EXERCISE DETAILS:
Please filter the data below down to the lines holding the string "with".

--------------------

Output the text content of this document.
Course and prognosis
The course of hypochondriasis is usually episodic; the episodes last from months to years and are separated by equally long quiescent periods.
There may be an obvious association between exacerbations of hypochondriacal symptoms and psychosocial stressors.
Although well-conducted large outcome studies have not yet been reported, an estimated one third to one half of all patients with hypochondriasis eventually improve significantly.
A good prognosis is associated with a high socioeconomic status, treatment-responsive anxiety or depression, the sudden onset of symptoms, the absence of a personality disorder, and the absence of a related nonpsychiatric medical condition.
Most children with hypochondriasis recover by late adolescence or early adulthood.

--------------------

ANSWER:
Although well-conducted large outcome studies have not yet been reported, an estimated one third to one half of all patients with hypochondriasis eventually improve significantly.
A good prognosis is associated with a high socioeconomic status, treatment-responsive anxiety or depression, the sudden onset of symptoms, the absence of a personality disorder, and the absence of a related nonpsychiatric medical condition.
Most children with hypochondriasis recover by late adolescence or early adulthood.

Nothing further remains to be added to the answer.